#### [Set problem]
Identify each line holding the string "Gold" and copy it.

+---+

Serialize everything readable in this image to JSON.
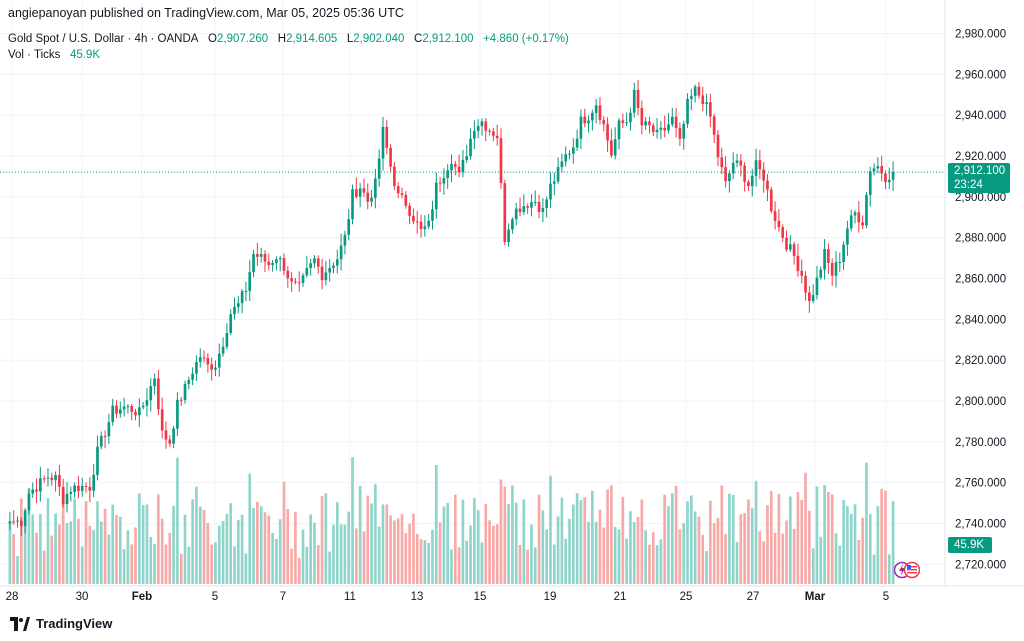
{
  "publisher_line": "angiepanoyan published on TradingView.com, Mar 05, 2025 05:36 UTC",
  "symbol": {
    "name": "Gold Spot / U.S. Dollar · 4h · OANDA",
    "open_label": "O",
    "open": "2,907.260",
    "high_label": "H",
    "high": "2,914.605",
    "low_label": "L",
    "low": "2,902.040",
    "close_label": "C",
    "close": "2,912.100",
    "change": "+4.860 (+0.17%)"
  },
  "volume": {
    "label": "Vol · Ticks",
    "value": "45.9K"
  },
  "current_price": {
    "price": "2,912.100",
    "countdown": "23:24"
  },
  "footer": {
    "brand": "TradingView"
  },
  "colors": {
    "up": "#089981",
    "down": "#f23645",
    "vol_up": "#8fd4ca",
    "vol_down": "#f7a9a7",
    "grid": "#f0f3fa",
    "text": "#131722"
  },
  "chart_data": {
    "type": "candlestick",
    "title": "Gold Spot / U.S. Dollar · 4h · OANDA",
    "ylim": [
      2712,
      2990
    ],
    "y_ticks": [
      "2,720.000",
      "2,740.000",
      "2,760.000",
      "2,780.000",
      "2,800.000",
      "2,820.000",
      "2,840.000",
      "2,860.000",
      "2,880.000",
      "2,900.000",
      "2,920.000",
      "2,940.000",
      "2,960.000",
      "2,980.000"
    ],
    "x_ticks": [
      "28",
      "30",
      "Feb",
      "5",
      "7",
      "11",
      "13",
      "15",
      "19",
      "21",
      "25",
      "27",
      "Mar",
      "5"
    ],
    "anchors": [
      [
        0,
        2741
      ],
      [
        3,
        2741
      ],
      [
        5,
        2755
      ],
      [
        10,
        2763
      ],
      [
        12,
        2762
      ],
      [
        14,
        2752
      ],
      [
        16,
        2757
      ],
      [
        18,
        2758
      ],
      [
        21,
        2758
      ],
      [
        23,
        2775
      ],
      [
        25,
        2785
      ],
      [
        27,
        2795
      ],
      [
        30,
        2797
      ],
      [
        32,
        2796
      ],
      [
        34,
        2794
      ],
      [
        36,
        2802
      ],
      [
        38,
        2812
      ],
      [
        40,
        2784
      ],
      [
        42,
        2780
      ],
      [
        44,
        2798
      ],
      [
        46,
        2806
      ],
      [
        48,
        2815
      ],
      [
        50,
        2822
      ],
      [
        52,
        2817
      ],
      [
        54,
        2818
      ],
      [
        56,
        2829
      ],
      [
        58,
        2843
      ],
      [
        60,
        2847
      ],
      [
        62,
        2855
      ],
      [
        64,
        2872
      ],
      [
        66,
        2870
      ],
      [
        68,
        2867
      ],
      [
        70,
        2871
      ],
      [
        72,
        2866
      ],
      [
        74,
        2857
      ],
      [
        76,
        2855
      ],
      [
        78,
        2863
      ],
      [
        80,
        2869
      ],
      [
        82,
        2862
      ],
      [
        84,
        2866
      ],
      [
        86,
        2870
      ],
      [
        88,
        2880
      ],
      [
        90,
        2901
      ],
      [
        92,
        2905
      ],
      [
        94,
        2898
      ],
      [
        96,
        2906
      ],
      [
        98,
        2932
      ],
      [
        100,
        2915
      ],
      [
        102,
        2900
      ],
      [
        104,
        2897
      ],
      [
        106,
        2890
      ],
      [
        108,
        2883
      ],
      [
        110,
        2886
      ],
      [
        112,
        2905
      ],
      [
        114,
        2912
      ],
      [
        116,
        2919
      ],
      [
        118,
        2910
      ],
      [
        120,
        2922
      ],
      [
        122,
        2935
      ],
      [
        124,
        2937
      ],
      [
        126,
        2933
      ],
      [
        128,
        2930
      ],
      [
        130,
        2880
      ],
      [
        132,
        2892
      ],
      [
        134,
        2895
      ],
      [
        136,
        2897
      ],
      [
        138,
        2898
      ],
      [
        140,
        2893
      ],
      [
        142,
        2905
      ],
      [
        144,
        2912
      ],
      [
        146,
        2920
      ],
      [
        148,
        2925
      ],
      [
        150,
        2937
      ],
      [
        152,
        2940
      ],
      [
        154,
        2946
      ],
      [
        156,
        2935
      ],
      [
        158,
        2921
      ],
      [
        160,
        2935
      ],
      [
        162,
        2937
      ],
      [
        164,
        2950
      ],
      [
        166,
        2935
      ],
      [
        168,
        2934
      ],
      [
        170,
        2930
      ],
      [
        172,
        2933
      ],
      [
        174,
        2938
      ],
      [
        176,
        2926
      ],
      [
        178,
        2945
      ],
      [
        180,
        2952
      ],
      [
        182,
        2948
      ],
      [
        184,
        2939
      ],
      [
        186,
        2920
      ],
      [
        188,
        2906
      ],
      [
        190,
        2917
      ],
      [
        192,
        2914
      ],
      [
        194,
        2906
      ],
      [
        196,
        2915
      ],
      [
        198,
        2910
      ],
      [
        200,
        2895
      ],
      [
        202,
        2885
      ],
      [
        204,
        2877
      ],
      [
        206,
        2871
      ],
      [
        208,
        2862
      ],
      [
        210,
        2848
      ],
      [
        212,
        2859
      ],
      [
        214,
        2872
      ],
      [
        216,
        2862
      ],
      [
        218,
        2870
      ],
      [
        220,
        2885
      ],
      [
        222,
        2892
      ],
      [
        224,
        2888
      ],
      [
        226,
        2914
      ],
      [
        228,
        2915
      ],
      [
        230,
        2910
      ],
      [
        232,
        2912
      ]
    ],
    "volume_ylim": [
      0,
      70
    ],
    "series": [
      {
        "name": "Gold Spot / U.S. Dollar",
        "kind": "ohlc",
        "last_close": 2912.1
      },
      {
        "name": "Vol · Ticks",
        "kind": "volume",
        "last_value": "45.9K"
      }
    ]
  }
}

+---+

#### [Output for this task]
    "name": "Gold Spot / U.S. Dollar · 4h · OANDA",
    "title": "Gold Spot / U.S. Dollar · 4h · OANDA",
        "name": "Gold Spot / U.S. Dollar",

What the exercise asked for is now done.